Dataset entries:
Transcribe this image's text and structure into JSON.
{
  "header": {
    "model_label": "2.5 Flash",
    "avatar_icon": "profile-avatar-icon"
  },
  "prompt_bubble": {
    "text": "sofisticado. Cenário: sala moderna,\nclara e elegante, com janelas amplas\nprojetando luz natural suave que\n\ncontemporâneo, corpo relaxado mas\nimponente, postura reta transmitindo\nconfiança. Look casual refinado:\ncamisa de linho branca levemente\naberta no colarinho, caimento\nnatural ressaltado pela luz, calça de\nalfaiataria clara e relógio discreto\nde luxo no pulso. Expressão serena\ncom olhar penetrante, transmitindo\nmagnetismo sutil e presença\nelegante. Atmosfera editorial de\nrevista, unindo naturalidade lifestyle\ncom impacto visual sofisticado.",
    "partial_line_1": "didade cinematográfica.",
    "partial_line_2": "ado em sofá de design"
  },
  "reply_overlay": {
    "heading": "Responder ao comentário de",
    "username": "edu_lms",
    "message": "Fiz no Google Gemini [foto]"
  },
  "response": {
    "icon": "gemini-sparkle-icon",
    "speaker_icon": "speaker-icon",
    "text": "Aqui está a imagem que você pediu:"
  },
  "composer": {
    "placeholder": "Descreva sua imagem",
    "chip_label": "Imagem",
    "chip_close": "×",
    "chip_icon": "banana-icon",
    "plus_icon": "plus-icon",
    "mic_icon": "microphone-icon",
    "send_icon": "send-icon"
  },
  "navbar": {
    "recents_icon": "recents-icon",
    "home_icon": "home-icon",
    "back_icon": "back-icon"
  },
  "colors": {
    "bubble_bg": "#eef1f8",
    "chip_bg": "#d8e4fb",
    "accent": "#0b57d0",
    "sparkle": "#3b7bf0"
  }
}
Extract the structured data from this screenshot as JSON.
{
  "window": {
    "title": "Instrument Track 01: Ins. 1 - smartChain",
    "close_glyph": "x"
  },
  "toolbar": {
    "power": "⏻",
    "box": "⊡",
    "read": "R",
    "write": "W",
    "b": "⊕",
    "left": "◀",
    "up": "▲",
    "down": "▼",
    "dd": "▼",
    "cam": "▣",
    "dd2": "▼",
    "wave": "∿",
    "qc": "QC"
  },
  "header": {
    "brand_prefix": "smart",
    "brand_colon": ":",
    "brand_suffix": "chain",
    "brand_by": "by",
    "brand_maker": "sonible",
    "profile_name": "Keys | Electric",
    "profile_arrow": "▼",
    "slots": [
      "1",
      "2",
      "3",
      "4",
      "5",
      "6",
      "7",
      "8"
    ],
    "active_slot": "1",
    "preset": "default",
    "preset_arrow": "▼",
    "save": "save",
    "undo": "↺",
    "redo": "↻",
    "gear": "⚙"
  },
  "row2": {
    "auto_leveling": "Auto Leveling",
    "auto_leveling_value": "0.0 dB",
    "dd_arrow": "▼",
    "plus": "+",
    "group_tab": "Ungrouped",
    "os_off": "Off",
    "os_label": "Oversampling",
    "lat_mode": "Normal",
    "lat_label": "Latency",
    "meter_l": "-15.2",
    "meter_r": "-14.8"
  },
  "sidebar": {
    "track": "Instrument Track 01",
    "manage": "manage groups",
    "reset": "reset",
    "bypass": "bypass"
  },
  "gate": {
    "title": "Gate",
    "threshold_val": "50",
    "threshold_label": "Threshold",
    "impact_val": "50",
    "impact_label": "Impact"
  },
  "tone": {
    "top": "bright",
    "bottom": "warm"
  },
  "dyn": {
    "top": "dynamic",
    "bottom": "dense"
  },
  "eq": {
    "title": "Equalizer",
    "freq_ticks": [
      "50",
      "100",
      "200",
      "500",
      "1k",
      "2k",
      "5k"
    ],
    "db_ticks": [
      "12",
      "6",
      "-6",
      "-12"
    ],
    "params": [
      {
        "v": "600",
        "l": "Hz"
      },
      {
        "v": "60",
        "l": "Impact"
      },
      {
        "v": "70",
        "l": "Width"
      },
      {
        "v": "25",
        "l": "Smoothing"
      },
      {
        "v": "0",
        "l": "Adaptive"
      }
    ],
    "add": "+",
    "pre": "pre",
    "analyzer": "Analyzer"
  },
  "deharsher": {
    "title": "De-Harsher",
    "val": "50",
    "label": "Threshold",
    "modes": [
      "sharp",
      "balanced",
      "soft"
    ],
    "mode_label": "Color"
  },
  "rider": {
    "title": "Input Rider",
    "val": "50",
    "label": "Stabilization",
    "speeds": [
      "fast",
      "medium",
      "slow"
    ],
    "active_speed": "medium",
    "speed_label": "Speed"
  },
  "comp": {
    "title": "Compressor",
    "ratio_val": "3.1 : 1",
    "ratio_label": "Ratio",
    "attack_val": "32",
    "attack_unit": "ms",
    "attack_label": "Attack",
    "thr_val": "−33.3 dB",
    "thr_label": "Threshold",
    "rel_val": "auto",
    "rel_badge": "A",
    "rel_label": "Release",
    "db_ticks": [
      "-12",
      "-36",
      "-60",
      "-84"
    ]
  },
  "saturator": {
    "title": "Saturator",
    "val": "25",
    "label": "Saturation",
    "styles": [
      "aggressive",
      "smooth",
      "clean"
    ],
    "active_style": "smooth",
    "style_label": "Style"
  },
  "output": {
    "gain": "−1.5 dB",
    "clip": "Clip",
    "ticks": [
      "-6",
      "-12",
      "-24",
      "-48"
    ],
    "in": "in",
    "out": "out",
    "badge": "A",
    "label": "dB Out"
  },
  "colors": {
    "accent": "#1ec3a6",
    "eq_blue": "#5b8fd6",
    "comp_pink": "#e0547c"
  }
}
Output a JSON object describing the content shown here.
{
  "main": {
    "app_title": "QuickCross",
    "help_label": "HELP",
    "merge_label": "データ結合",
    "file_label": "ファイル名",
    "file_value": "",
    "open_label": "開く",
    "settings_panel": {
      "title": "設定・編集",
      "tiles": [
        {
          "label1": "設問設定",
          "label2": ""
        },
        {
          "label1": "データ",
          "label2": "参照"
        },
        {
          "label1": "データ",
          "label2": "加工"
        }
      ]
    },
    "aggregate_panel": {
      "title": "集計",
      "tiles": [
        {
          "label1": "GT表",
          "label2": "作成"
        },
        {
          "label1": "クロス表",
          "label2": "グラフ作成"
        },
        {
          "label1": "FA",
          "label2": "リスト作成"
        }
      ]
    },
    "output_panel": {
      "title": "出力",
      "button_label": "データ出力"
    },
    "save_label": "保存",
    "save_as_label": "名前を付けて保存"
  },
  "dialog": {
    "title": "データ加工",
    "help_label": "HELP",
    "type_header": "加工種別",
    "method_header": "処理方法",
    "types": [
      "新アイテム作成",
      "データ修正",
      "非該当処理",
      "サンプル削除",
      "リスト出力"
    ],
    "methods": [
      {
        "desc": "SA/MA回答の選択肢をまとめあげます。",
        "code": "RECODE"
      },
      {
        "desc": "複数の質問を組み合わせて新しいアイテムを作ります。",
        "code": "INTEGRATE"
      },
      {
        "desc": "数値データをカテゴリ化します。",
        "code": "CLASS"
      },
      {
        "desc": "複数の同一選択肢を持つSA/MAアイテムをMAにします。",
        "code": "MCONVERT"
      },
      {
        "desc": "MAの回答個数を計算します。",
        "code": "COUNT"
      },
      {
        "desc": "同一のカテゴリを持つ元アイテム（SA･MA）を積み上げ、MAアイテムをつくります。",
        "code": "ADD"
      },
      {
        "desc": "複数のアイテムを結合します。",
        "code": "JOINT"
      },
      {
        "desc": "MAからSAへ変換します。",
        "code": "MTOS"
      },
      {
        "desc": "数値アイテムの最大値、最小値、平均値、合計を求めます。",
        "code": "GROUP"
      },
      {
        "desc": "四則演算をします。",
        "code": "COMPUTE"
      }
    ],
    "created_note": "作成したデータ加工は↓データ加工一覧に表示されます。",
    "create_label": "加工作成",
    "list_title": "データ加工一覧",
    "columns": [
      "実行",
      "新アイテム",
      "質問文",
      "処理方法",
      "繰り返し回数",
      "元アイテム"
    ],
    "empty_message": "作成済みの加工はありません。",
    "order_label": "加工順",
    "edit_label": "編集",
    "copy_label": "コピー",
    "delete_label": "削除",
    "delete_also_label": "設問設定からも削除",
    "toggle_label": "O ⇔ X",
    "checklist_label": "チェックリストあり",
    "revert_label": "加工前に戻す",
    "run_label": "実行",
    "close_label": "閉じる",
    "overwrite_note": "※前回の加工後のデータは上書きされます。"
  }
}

Work to do:
Say the number of lines in the records above that include the string "sparkle", and no more.

Task result:
2